AIM – Lines holding the string "werden" are the ones to copy from this listing.

RECORD EXTRACTS –
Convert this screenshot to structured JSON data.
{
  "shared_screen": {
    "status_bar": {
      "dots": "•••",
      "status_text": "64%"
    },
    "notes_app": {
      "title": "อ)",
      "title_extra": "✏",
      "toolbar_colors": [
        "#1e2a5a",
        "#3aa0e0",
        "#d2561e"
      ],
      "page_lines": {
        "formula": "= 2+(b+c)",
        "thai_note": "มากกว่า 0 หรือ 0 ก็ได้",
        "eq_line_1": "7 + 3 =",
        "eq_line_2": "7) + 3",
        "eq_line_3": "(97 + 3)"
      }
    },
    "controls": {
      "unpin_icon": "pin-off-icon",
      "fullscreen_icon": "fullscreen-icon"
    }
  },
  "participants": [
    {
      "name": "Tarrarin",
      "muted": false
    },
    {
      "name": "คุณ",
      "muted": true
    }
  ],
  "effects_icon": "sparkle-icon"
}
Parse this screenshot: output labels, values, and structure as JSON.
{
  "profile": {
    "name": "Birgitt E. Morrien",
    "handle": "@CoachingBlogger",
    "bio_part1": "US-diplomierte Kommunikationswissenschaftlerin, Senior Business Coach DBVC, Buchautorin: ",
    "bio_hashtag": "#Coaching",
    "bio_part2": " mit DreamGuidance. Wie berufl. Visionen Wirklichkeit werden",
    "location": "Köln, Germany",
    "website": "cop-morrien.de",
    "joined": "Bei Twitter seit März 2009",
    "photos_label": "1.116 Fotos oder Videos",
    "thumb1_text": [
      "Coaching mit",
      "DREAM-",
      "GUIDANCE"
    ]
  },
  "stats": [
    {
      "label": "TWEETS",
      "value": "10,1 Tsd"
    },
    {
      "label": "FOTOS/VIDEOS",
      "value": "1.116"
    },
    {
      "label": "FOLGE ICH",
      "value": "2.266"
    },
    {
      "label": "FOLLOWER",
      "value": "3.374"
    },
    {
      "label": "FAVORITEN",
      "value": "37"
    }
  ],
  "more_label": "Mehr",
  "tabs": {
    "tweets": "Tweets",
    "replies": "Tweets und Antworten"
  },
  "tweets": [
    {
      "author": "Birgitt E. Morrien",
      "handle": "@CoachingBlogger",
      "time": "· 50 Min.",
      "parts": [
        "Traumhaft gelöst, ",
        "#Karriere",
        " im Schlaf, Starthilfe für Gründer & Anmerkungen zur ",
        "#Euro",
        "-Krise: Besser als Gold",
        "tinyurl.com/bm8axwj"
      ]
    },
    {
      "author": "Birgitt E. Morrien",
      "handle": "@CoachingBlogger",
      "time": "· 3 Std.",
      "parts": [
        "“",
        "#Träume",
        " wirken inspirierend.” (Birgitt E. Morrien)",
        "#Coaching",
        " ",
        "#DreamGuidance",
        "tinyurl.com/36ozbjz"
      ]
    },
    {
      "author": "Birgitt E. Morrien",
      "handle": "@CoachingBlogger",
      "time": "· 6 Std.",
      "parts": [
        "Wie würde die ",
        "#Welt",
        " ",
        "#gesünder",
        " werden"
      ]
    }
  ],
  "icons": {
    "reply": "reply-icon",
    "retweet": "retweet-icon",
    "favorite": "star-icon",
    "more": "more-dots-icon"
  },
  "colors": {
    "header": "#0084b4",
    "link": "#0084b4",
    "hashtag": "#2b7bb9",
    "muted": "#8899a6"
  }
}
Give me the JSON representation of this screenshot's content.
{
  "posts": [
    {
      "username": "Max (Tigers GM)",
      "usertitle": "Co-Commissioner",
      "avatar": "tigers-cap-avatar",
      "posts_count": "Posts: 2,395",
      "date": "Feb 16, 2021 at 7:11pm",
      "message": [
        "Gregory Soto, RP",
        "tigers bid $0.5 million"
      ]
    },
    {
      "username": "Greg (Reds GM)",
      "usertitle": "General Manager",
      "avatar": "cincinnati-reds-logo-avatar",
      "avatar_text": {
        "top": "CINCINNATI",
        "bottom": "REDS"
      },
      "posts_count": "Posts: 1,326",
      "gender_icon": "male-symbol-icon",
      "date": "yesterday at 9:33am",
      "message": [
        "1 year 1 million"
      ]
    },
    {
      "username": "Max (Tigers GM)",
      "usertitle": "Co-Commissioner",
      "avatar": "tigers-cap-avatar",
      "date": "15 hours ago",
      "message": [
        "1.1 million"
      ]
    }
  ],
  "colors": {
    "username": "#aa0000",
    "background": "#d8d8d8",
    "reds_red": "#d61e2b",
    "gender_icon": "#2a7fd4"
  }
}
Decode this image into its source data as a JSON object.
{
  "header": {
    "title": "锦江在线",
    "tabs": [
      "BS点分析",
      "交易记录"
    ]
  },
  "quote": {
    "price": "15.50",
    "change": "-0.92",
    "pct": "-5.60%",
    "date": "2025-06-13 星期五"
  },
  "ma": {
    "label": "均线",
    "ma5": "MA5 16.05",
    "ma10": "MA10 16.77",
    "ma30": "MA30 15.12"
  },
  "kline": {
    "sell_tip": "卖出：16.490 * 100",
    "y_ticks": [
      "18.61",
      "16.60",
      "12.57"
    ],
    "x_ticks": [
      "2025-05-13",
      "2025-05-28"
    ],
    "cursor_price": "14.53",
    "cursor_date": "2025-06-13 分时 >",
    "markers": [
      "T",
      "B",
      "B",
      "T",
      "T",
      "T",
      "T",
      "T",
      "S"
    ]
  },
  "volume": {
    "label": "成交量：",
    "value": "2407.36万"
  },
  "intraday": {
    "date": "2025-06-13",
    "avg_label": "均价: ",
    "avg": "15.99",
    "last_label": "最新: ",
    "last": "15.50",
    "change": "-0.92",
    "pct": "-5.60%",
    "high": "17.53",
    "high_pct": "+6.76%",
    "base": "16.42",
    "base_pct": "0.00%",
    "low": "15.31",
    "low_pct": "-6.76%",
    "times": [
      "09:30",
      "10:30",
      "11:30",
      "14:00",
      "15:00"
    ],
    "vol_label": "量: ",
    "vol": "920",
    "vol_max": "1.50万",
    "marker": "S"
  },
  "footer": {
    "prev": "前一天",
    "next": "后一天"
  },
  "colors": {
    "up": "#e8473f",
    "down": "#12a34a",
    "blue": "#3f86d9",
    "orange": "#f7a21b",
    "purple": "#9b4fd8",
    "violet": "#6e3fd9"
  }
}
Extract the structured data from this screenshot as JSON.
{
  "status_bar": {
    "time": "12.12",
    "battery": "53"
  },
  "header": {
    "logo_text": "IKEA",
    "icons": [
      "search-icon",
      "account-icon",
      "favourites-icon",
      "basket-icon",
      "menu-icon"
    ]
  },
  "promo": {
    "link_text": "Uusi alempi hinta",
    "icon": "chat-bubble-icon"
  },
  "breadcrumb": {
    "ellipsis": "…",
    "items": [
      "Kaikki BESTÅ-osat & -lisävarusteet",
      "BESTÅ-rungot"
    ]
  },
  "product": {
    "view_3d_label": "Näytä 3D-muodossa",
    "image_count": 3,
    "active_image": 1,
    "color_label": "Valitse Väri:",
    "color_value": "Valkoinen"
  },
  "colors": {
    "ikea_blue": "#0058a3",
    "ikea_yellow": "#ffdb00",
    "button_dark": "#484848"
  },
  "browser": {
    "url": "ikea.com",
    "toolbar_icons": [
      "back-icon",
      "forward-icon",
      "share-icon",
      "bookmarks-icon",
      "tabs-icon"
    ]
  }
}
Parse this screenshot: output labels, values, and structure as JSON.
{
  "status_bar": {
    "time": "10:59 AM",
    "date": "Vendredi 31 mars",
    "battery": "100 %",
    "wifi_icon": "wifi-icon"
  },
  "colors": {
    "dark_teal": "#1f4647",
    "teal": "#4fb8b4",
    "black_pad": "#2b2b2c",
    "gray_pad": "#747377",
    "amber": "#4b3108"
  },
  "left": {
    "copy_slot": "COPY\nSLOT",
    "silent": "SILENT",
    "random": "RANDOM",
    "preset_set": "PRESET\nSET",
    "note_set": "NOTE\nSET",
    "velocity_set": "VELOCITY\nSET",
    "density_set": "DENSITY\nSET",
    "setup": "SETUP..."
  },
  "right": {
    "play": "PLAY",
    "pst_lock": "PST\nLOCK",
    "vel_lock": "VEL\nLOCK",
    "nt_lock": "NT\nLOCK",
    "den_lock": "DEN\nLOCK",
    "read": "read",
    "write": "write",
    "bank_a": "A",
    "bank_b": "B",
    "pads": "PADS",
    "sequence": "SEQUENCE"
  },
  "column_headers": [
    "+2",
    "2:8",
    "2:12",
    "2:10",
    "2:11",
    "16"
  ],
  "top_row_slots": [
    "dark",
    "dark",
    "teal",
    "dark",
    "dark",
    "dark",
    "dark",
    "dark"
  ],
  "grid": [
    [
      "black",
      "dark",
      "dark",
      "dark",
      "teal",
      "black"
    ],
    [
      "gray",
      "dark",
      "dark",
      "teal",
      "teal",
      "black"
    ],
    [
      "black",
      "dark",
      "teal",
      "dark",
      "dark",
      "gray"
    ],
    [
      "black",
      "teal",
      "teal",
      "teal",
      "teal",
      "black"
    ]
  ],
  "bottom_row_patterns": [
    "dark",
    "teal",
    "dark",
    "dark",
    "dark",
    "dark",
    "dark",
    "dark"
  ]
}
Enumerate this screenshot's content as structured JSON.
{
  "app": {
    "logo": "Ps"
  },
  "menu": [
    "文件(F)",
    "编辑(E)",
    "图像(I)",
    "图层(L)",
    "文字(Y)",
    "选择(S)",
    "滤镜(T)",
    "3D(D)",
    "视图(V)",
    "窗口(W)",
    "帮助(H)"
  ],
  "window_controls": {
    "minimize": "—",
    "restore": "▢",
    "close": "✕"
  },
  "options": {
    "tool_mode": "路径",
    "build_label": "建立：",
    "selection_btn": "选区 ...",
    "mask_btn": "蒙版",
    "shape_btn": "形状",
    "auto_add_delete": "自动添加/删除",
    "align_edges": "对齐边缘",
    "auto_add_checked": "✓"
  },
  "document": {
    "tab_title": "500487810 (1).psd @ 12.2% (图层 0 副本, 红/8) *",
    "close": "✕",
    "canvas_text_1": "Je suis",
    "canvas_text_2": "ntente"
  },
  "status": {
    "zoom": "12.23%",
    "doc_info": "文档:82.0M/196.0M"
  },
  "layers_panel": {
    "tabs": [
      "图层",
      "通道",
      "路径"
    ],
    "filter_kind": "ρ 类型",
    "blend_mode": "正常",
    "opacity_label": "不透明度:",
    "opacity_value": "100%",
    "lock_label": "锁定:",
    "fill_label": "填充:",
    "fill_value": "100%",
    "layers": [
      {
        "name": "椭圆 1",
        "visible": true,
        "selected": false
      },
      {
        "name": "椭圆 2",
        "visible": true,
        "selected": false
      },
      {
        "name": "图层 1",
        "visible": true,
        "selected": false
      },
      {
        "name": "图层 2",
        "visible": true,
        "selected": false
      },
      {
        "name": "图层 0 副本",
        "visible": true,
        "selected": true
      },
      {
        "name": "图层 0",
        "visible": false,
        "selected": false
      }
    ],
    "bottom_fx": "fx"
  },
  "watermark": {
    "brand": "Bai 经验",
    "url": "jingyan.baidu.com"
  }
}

ANSWER BELOW –
    "bio_part2": " mit DreamGuidance. Wie berufl. Visionen Wirklichkeit werden",
        " werden"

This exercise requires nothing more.